━━━ Data listing
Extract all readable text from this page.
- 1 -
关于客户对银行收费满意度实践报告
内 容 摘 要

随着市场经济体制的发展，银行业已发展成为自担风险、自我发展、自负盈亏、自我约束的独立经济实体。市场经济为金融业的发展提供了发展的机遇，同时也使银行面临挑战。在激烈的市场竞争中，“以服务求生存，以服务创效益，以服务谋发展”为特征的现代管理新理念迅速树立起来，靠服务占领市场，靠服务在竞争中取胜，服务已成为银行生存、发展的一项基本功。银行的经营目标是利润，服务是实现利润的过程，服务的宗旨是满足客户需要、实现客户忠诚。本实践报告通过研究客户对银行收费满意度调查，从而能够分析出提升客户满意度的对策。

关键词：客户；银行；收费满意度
━━━━━━
▶ [Task directions]: The records above should all be quoted exactly, please.

▶ [Exercise response]:
Extract all readable text from this page.
- 1 -
关于客户对银行收费满意度实践报告
内 容 摘 要

随着市场经济体制的发展，银行业已发展成为自担风险、自我发展、自负盈亏、自我约束的独立经济实体。市场经济为金融业的发展提供了发展的机遇，同时也使银行面临挑战。在激烈的市场竞争中，“以服务求生存，以服务创效益，以服务谋发展”为特征的现代管理新理念迅速树立起来，靠服务占领市场，靠服务在竞争中取胜，服务已成为银行生存、发展的一项基本功。银行的经营目标是利润，服务是实现利润的过程，服务的宗旨是满足客户需要、实现客户忠诚。本实践报告通过研究客户对银行收费满意度调查，从而能够分析出提升客户满意度的对策。

关键词：客户；银行；收费满意度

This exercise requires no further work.